**Aim:** Write out the material exactly, without any of its pictures.
─── Given entries ───
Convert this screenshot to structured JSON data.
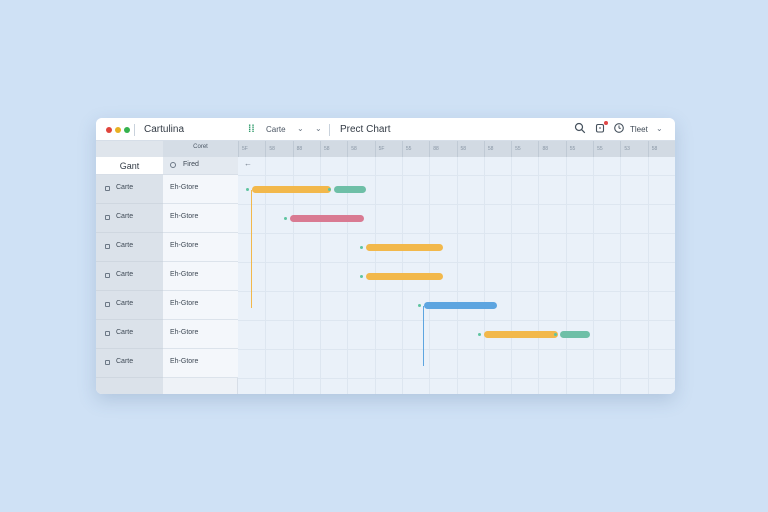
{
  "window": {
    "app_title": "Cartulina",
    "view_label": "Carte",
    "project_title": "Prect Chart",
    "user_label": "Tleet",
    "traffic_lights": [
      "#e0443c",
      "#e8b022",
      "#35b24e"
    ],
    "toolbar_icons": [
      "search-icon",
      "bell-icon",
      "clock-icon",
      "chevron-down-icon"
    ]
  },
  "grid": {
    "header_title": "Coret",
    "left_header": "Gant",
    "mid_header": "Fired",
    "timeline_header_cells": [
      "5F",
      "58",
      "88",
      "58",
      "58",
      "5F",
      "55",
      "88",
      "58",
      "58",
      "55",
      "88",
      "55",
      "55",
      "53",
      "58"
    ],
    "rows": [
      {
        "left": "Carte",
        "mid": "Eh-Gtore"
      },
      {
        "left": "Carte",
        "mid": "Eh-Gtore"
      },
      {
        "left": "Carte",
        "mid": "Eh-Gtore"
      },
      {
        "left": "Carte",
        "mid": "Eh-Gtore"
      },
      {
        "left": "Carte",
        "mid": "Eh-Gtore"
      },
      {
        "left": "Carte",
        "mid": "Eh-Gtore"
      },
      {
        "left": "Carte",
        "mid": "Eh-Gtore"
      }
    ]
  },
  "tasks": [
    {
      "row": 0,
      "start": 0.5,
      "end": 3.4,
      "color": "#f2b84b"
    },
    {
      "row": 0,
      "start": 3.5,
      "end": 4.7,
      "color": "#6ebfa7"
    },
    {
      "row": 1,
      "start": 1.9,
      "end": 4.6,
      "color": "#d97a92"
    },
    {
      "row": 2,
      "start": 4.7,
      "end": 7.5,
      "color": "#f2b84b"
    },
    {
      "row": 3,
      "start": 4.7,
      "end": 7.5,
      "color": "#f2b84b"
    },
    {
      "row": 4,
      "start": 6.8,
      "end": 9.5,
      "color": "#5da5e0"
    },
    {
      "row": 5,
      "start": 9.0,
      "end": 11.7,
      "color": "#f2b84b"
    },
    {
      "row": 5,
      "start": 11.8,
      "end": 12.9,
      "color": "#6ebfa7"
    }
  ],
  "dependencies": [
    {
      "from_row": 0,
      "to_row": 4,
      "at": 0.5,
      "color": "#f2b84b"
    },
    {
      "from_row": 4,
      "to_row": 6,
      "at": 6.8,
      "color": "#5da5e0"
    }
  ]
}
───
**Response to the exercise:**
Convert this screenshot to structured JSON data.
{
  "window": {
    "app_title": "Cartulina",
    "view_label": "Carte",
    "project_title": "Prect Chart",
    "user_label": "Tleet",
    "traffic_lights": [
      "#e0443c",
      "#e8b022",
      "#35b24e"
    ],
    "toolbar_icons": [
      "search-icon",
      "bell-icon",
      "clock-icon",
      "chevron-down-icon"
    ]
  },
  "grid": {
    "header_title": "Coret",
    "left_header": "Gant",
    "mid_header": "Fired",
    "timeline_header_cells": [
      "5F",
      "58",
      "88",
      "58",
      "58",
      "5F",
      "55",
      "88",
      "58",
      "58",
      "55",
      "88",
      "55",
      "55",
      "53",
      "58"
    ],
    "rows": [
      {
        "left": "Carte",
        "mid": "Eh-Gtore"
      },
      {
        "left": "Carte",
        "mid": "Eh-Gtore"
      },
      {
        "left": "Carte",
        "mid": "Eh-Gtore"
      },
      {
        "left": "Carte",
        "mid": "Eh-Gtore"
      },
      {
        "left": "Carte",
        "mid": "Eh-Gtore"
      },
      {
        "left": "Carte",
        "mid": "Eh-Gtore"
      },
      {
        "left": "Carte",
        "mid": "Eh-Gtore"
      }
    ]
  },
  "tasks": [
    {
      "row": 0,
      "start": 0.5,
      "end": 3.4,
      "color": "#f2b84b"
    },
    {
      "row": 0,
      "start": 3.5,
      "end": 4.7,
      "color": "#6ebfa7"
    },
    {
      "row": 1,
      "start": 1.9,
      "end": 4.6,
      "color": "#d97a92"
    },
    {
      "row": 2,
      "start": 4.7,
      "end": 7.5,
      "color": "#f2b84b"
    },
    {
      "row": 3,
      "start": 4.7,
      "end": 7.5,
      "color": "#f2b84b"
    },
    {
      "row": 4,
      "start": 6.8,
      "end": 9.5,
      "color": "#5da5e0"
    },
    {
      "row": 5,
      "start": 9.0,
      "end": 11.7,
      "color": "#f2b84b"
    },
    {
      "row": 5,
      "start": 11.8,
      "end": 12.9,
      "color": "#6ebfa7"
    }
  ],
  "dependencies": [
    {
      "from_row": 0,
      "to_row": 4,
      "at": 0.5,
      "color": "#f2b84b"
    },
    {
      "from_row": 4,
      "to_row": 6,
      "at": 6.8,
      "color": "#5da5e0"
    }
  ]
}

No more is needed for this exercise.